## REQUIREMENTS
Please set down all the lines beneath this one exactly, without the pictures.

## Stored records
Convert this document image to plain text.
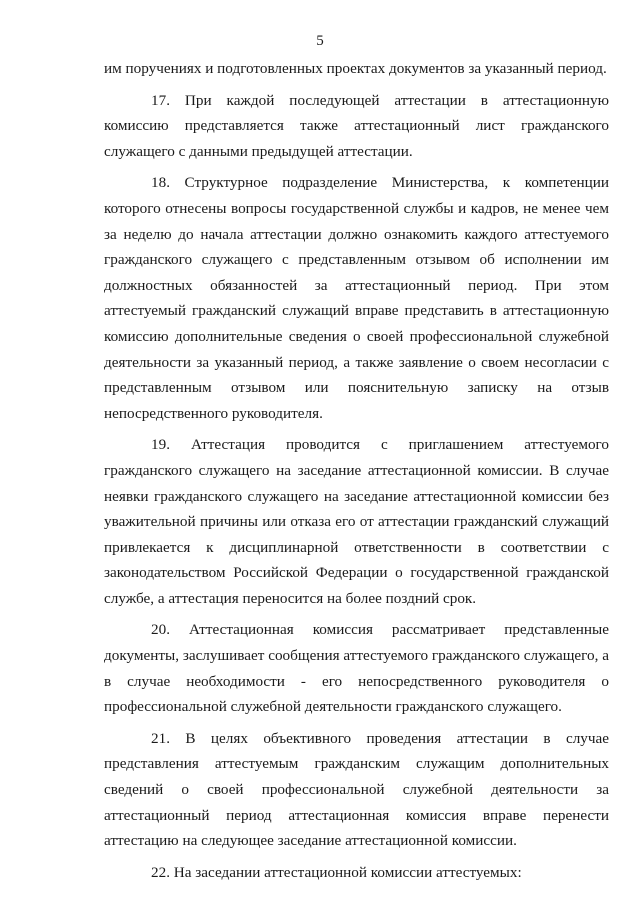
5

им поручениях и подготовленных проектах документов за указанный период.

17. При каждой последующей аттестации в аттестационную комиссию представляется также аттестационный лист гражданского служащего с данными предыдущей аттестации.

18. Структурное подразделение Министерства, к компетенции которого отнесены вопросы государственной службы и кадров, не менее чем за неделю до начала аттестации должно ознакомить каждого аттестуемого гражданского служащего с представленным отзывом об исполнении им должностных обязанностей за аттестационный период. При этом аттестуемый гражданский служащий вправе представить в аттестационную комиссию дополнительные сведения о своей профессиональной служебной деятельности за указанный период, а также заявление о своем несогласии с представленным отзывом или пояснительную записку на отзыв непосредственного руководителя.

19. Аттестация проводится с приглашением аттестуемого гражданского служащего на заседание аттестационной комиссии. В случае неявки гражданского служащего на заседание аттестационной комиссии без уважительной причины или отказа его от аттестации гражданский служащий привлекается к дисциплинарной ответственности в соответствии с законодательством Российской Федерации о государственной гражданской службе, а аттестация переносится на более поздний срок.

20. Аттестационная комиссия рассматривает представленные документы, заслушивает сообщения аттестуемого гражданского служащего, а в случае необходимости - его непосредственного руководителя о профессиональной служебной деятельности гражданского служащего.

21. В целях объективного проведения аттестации в случае представления аттестуемым гражданским служащим дополнительных сведений о своей профессиональной служебной деятельности за аттестационный период аттестационная комиссия вправе перенести аттестацию на следующее заседание аттестационной комиссии.

22. На заседании аттестационной комиссии аттестуемых:
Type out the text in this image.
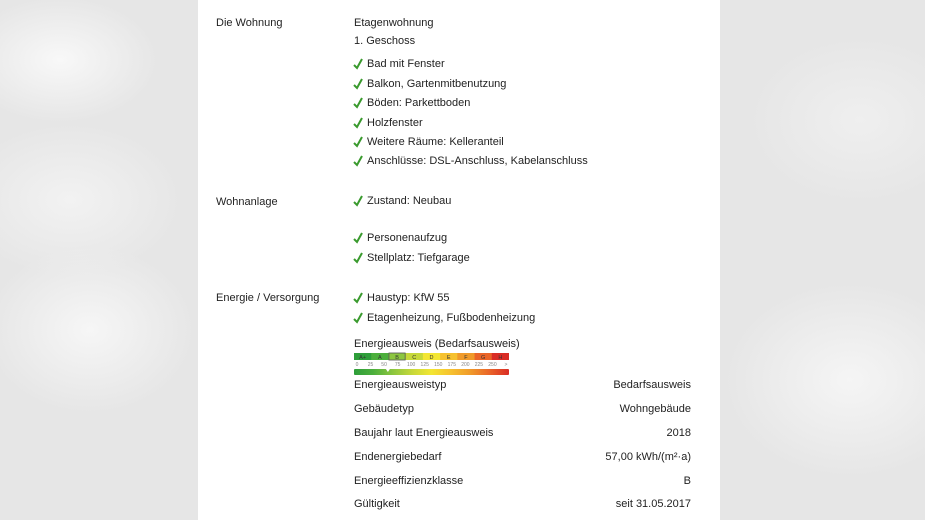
Die Wohnung	Etagenwohnung
1. Geschoss
Bad mit Fenster
Balkon, Gartenmitbenutzung
Böden: Parkettboden
Holzfenster
Weitere Räume: Kelleranteil
Anschlüsse: DSL-Anschluss, Kabelanschluss
Wohnanlage	Zustand: Neubau
Personenaufzug
Stellplatz: Tiefgarage
Energie / Versorgung	Haustyp: KfW 55
Etagenheizung, Fußbodenheizung
Energieausweis (Bedarfsausweis)
A+ A B C D E F G H
0 25 50 75 100 125 150 175 200 225 250 >
Energieausweistyp	Bedarfsausweis
Gebäudetyp	Wohngebäude
Baujahr laut Energieausweis	2018
Endenergiebedarf	57,00 kWh/(m²·a)
Energieeffizienzklasse	B
Gültigkeit	seit 31.05.2017
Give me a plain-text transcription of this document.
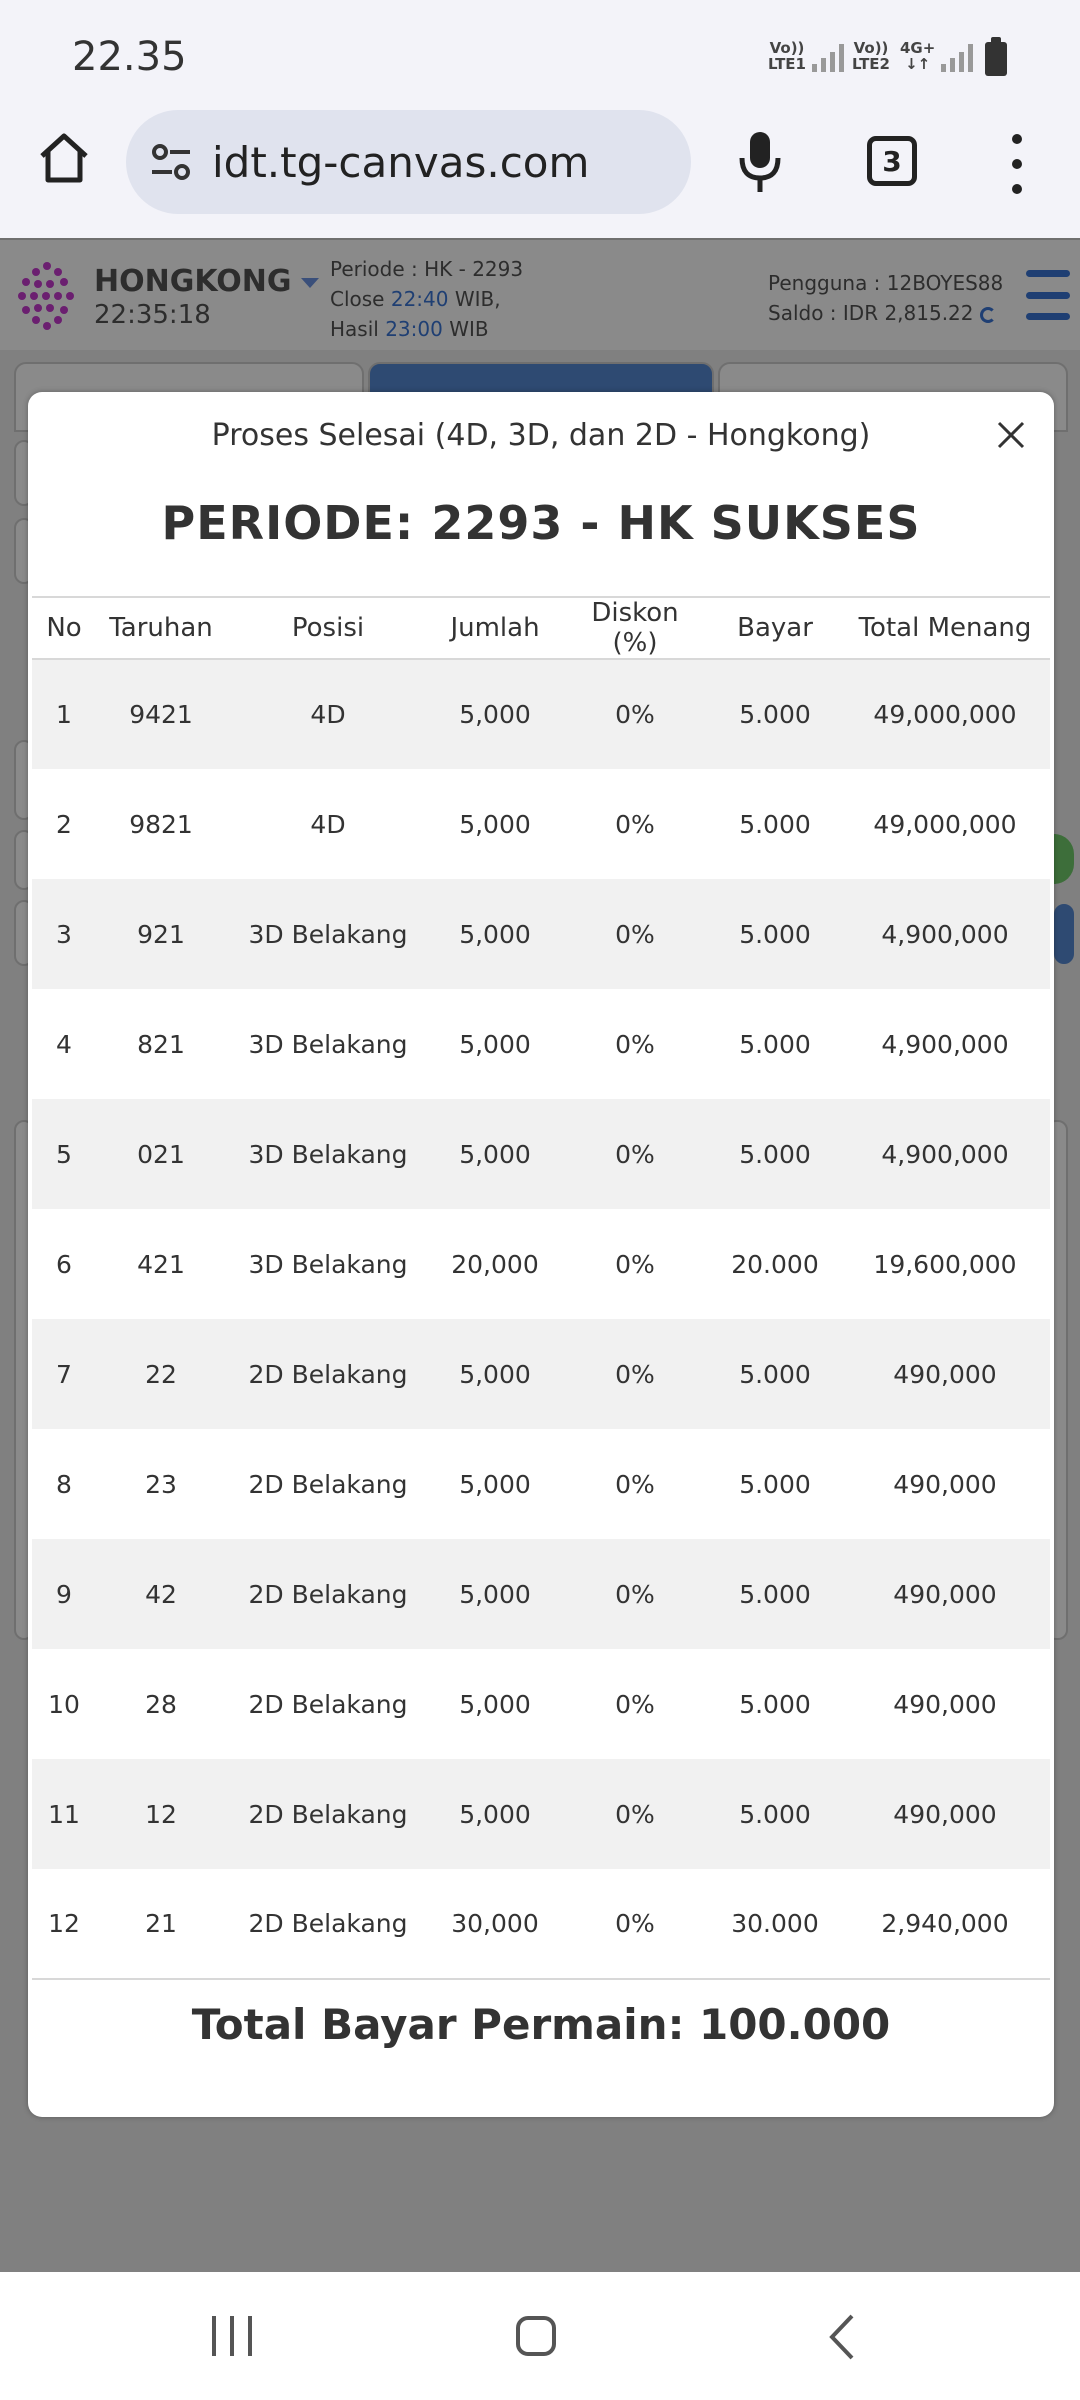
22.35	Vo))
LTE1
Vo))
LTE2
4G+
↓↑
idt.tg-canvas.com	3
HONGKONG
22:35:18
Periode : HK - 2293
Close 22:40 WIB,
Hasil 23:00 WIB
Pengguna : 12BOYES88
Saldo : IDR 2,815.22
Proses Selesai (4D, 3D, dan 2D - Hongkong)
PERIODE: 2293 - HK SUKSES
No	Taruhan	Posisi	Jumlah	Diskon (%)	Bayar	Total Menang
1	9421	4D	5,000	0%	5.000	49,000,000
2	9821	4D	5,000	0%	5.000	49,000,000
3	921	3D Belakang	5,000	0%	5.000	4,900,000
4	821	3D Belakang	5,000	0%	5.000	4,900,000
5	021	3D Belakang	5,000	0%	5.000	4,900,000
6	421	3D Belakang	20,000	0%	20.000	19,600,000
7	22	2D Belakang	5,000	0%	5.000	490,000
8	23	2D Belakang	5,000	0%	5.000	490,000
9	42	2D Belakang	5,000	0%	5.000	490,000
10	28	2D Belakang	5,000	0%	5.000	490,000
11	12	2D Belakang	5,000	0%	5.000	490,000
12	21	2D Belakang	30,000	0%	30.000	2,940,000
Total Bayar Permain: 100.000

## ANSWER TO THE EXERCISE
Convert this document image to plain text.
5

им поручениях и подготовленных проектах документов за указанный период.

17. При каждой последующей аттестации в аттестационную комиссию представляется также аттестационный лист гражданского служащего с данными предыдущей аттестации.

18. Структурное подразделение Министерства, к компетенции которого отнесены вопросы государственной службы и кадров, не менее чем за неделю до начала аттестации должно ознакомить каждого аттестуемого гражданского служащего с представленным отзывом об исполнении им должностных обязанностей за аттестационный период. При этом аттестуемый гражданский служащий вправе представить в аттестационную комиссию дополнительные сведения о своей профессиональной служебной деятельности за указанный период, а также заявление о своем несогласии с представленным отзывом или пояснительную записку на отзыв непосредственного руководителя.

19. Аттестация проводится с приглашением аттестуемого гражданского служащего на заседание аттестационной комиссии. В случае неявки гражданского служащего на заседание аттестационной комиссии без уважительной причины или отказа его от аттестации гражданский служащий привлекается к дисциплинарной ответственности в соответствии с законодательством Российской Федерации о государственной гражданской службе, а аттестация переносится на более поздний срок.

20. Аттестационная комиссия рассматривает представленные документы, заслушивает сообщения аттестуемого гражданского служащего, а в случае необходимости - его непосредственного руководителя о профессиональной служебной деятельности гражданского служащего.

21. В целях объективного проведения аттестации в случае представления аттестуемым гражданским служащим дополнительных сведений о своей профессиональной служебной деятельности за аттестационный период аттестационная комиссия вправе перенести аттестацию на следующее заседание аттестационной комиссии.

22. На заседании аттестационной комиссии аттестуемых:
Type out the text in this image.
Die Wohnung	Etagenwohnung
1. Geschoss
Bad mit Fenster
Balkon, Gartenmitbenutzung
Böden: Parkettboden
Holzfenster
Weitere Räume: Kelleranteil
Anschlüsse: DSL-Anschluss, Kabelanschluss
Wohnanlage	Zustand: Neubau
Personenaufzug
Stellplatz: Tiefgarage
Energie / Versorgung	Haustyp: KfW 55
Etagenheizung, Fußbodenheizung
Energieausweis (Bedarfsausweis)
A+ A B C D E F G H
0 25 50 75 100 125 150 175 200 225 250 >
Energieausweistyp	Bedarfsausweis
Gebäudetyp	Wohngebäude
Baujahr laut Energieausweis	2018
Endenergiebedarf	57,00 kWh/(m²·a)
Energieeffizienzklasse	B
Gültigkeit	seit 31.05.2017
Give me a plain-text transcription of this document.
22.35	Vo))
LTE1
Vo))
LTE2
4G+
↓↑
idt.tg-canvas.com	3
HONGKONG
22:35:18
Periode : HK - 2293
Close 22:40 WIB,
Hasil 23:00 WIB
Pengguna : 12BOYES88
Saldo : IDR 2,815.22
Proses Selesai (4D, 3D, dan 2D - Hongkong)
PERIODE: 2293 - HK SUKSES
No	Taruhan	Posisi	Jumlah	Diskon (%)	Bayar	Total Menang
1	9421	4D	5,000	0%	5.000	49,000,000
2	9821	4D	5,000	0%	5.000	49,000,000
3	921	3D Belakang	5,000	0%	5.000	4,900,000
4	821	3D Belakang	5,000	0%	5.000	4,900,000
5	021	3D Belakang	5,000	0%	5.000	4,900,000
6	421	3D Belakang	20,000	0%	20.000	19,600,000
7	22	2D Belakang	5,000	0%	5.000	490,000
8	23	2D Belakang	5,000	0%	5.000	490,000
9	42	2D Belakang	5,000	0%	5.000	490,000
10	28	2D Belakang	5,000	0%	5.000	490,000
11	12	2D Belakang	5,000	0%	5.000	490,000
12	21	2D Belakang	30,000	0%	30.000	2,940,000
Total Bayar Permain: 100.000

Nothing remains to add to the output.